**TO DO**. From the listing below, pull each line that includes "Detective".

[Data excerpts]

○ ○ ○

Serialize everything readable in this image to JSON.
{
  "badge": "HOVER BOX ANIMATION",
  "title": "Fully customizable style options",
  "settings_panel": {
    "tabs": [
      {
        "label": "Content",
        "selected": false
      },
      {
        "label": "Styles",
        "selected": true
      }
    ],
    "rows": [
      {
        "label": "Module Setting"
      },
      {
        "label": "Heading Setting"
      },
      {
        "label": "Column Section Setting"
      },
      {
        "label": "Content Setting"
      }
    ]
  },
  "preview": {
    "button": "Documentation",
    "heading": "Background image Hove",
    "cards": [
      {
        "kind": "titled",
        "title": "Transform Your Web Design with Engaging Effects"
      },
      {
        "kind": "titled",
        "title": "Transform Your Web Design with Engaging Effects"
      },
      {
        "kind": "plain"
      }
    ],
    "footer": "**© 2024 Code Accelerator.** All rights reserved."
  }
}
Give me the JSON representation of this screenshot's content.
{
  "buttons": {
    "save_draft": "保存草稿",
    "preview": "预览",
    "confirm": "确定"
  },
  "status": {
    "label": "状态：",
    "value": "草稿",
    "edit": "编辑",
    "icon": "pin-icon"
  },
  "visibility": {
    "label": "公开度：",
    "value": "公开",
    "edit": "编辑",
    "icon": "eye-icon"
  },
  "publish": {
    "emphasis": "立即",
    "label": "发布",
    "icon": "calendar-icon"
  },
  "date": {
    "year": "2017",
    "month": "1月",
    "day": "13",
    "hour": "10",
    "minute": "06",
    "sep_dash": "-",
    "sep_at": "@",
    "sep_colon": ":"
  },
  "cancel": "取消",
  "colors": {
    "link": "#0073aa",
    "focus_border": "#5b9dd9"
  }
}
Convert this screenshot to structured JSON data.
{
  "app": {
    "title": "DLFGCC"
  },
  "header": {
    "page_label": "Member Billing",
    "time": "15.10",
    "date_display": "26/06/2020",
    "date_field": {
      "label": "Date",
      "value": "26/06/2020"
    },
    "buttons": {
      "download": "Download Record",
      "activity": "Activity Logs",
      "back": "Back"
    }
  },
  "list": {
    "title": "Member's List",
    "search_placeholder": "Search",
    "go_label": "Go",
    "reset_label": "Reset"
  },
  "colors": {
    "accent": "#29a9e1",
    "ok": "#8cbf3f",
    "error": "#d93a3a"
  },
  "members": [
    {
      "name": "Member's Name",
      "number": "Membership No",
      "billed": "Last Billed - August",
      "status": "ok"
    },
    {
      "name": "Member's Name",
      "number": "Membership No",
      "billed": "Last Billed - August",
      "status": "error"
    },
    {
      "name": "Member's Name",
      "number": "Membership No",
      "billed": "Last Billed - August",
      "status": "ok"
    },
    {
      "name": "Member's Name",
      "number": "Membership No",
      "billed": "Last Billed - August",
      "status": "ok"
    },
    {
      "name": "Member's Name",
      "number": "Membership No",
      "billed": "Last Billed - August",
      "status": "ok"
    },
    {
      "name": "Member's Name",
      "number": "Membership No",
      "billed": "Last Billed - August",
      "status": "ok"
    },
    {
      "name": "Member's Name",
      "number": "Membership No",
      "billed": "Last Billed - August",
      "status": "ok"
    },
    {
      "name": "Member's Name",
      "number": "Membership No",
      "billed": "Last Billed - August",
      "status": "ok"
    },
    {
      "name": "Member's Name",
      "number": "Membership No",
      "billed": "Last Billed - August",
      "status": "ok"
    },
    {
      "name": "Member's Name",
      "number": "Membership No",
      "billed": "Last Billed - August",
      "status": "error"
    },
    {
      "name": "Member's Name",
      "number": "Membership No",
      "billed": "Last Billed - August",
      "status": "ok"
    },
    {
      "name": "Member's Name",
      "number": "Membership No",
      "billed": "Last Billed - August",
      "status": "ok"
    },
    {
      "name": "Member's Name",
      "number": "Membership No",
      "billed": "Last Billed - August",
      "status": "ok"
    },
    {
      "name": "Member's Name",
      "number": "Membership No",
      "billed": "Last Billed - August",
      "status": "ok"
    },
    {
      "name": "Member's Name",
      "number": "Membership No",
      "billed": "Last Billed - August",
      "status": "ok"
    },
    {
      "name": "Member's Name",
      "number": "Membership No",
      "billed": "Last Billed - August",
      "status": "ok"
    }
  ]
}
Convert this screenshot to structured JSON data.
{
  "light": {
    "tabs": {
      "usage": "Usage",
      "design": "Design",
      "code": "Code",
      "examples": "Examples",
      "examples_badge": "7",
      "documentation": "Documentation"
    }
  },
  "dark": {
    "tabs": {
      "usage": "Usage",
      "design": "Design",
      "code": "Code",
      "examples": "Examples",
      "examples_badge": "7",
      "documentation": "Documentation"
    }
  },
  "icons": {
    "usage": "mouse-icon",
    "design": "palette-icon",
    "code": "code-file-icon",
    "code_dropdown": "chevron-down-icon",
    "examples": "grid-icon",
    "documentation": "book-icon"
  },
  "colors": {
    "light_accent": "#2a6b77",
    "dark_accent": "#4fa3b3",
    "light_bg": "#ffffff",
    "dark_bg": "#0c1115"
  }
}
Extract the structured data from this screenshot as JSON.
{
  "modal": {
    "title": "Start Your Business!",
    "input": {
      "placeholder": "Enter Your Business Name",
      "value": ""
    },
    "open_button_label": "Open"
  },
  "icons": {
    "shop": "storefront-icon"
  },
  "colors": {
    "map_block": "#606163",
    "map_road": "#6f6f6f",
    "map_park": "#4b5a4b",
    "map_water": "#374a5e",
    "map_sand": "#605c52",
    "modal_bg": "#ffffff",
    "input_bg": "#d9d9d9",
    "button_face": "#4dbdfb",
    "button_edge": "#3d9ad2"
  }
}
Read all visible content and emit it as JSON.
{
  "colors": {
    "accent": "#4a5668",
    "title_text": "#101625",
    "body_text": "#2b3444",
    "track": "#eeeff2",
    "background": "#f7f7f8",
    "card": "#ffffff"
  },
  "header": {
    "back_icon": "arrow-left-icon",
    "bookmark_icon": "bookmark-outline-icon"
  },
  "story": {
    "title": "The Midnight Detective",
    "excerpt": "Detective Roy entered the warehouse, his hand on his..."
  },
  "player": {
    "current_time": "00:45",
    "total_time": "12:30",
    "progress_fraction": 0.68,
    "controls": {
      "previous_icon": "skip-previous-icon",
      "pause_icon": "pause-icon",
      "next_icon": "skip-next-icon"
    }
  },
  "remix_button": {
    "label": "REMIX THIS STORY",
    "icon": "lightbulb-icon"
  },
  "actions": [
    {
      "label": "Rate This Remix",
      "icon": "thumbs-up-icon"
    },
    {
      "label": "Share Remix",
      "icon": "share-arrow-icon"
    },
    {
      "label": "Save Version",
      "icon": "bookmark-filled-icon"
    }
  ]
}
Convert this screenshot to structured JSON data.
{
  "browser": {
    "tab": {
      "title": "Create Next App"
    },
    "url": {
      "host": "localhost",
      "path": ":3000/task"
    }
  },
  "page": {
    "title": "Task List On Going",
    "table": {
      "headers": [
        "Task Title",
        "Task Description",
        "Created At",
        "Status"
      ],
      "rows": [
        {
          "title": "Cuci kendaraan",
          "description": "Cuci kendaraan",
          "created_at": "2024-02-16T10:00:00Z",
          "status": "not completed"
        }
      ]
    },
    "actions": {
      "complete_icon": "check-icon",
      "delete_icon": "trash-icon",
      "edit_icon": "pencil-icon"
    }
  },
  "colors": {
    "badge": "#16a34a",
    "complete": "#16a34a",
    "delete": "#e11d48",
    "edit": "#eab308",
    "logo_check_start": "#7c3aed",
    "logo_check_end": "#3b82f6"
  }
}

○ ○ ○

**TASK RESULT**.
    "title": "The Midnight Detective",
    "excerpt": "Detective Roy entered the warehouse, his hand on his..."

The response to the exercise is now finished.